::: Dataset rows

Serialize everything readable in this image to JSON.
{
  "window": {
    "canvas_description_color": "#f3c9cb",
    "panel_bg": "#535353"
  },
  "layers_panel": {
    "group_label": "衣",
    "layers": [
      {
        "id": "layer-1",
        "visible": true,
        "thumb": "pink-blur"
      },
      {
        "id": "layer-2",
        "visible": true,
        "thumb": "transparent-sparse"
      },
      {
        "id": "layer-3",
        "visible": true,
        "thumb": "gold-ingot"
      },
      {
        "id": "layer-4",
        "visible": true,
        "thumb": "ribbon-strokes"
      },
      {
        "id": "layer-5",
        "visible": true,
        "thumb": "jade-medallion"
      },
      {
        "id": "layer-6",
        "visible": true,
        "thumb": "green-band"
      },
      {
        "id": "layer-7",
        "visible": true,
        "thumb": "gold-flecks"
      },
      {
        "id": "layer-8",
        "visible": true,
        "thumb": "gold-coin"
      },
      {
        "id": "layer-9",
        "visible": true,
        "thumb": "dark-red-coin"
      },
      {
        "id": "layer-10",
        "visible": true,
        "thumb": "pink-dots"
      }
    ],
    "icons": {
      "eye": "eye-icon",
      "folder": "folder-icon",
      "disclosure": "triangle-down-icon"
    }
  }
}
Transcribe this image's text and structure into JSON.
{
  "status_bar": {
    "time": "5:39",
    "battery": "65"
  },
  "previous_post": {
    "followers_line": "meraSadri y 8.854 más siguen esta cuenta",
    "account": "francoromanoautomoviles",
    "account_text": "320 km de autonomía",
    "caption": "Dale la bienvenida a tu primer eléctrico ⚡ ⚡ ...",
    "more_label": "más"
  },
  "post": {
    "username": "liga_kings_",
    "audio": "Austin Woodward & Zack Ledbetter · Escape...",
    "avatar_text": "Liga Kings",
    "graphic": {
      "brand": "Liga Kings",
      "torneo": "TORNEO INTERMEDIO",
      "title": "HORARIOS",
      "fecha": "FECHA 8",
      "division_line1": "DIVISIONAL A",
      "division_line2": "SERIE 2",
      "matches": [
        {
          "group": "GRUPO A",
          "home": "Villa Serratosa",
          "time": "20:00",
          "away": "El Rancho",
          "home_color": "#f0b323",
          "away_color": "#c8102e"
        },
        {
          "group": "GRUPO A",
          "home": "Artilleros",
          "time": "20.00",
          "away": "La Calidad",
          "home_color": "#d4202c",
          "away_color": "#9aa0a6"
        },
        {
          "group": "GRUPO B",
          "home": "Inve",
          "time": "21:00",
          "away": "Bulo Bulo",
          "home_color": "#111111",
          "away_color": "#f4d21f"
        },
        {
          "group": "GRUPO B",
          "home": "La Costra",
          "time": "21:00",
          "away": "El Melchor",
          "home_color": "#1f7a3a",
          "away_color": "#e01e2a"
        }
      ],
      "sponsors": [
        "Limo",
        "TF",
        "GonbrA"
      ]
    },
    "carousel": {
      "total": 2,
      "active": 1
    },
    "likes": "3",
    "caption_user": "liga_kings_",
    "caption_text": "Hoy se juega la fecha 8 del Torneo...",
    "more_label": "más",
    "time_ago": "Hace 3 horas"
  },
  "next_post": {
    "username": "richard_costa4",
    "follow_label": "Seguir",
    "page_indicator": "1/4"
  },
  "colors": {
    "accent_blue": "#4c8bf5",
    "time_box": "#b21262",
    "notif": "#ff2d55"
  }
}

::::::

* Exercise details: Extract all lines containing the word "JSON".

* Solution to this exercise:
Serialize everything readable in this image to JSON.
Transcribe this image's text and structure into JSON.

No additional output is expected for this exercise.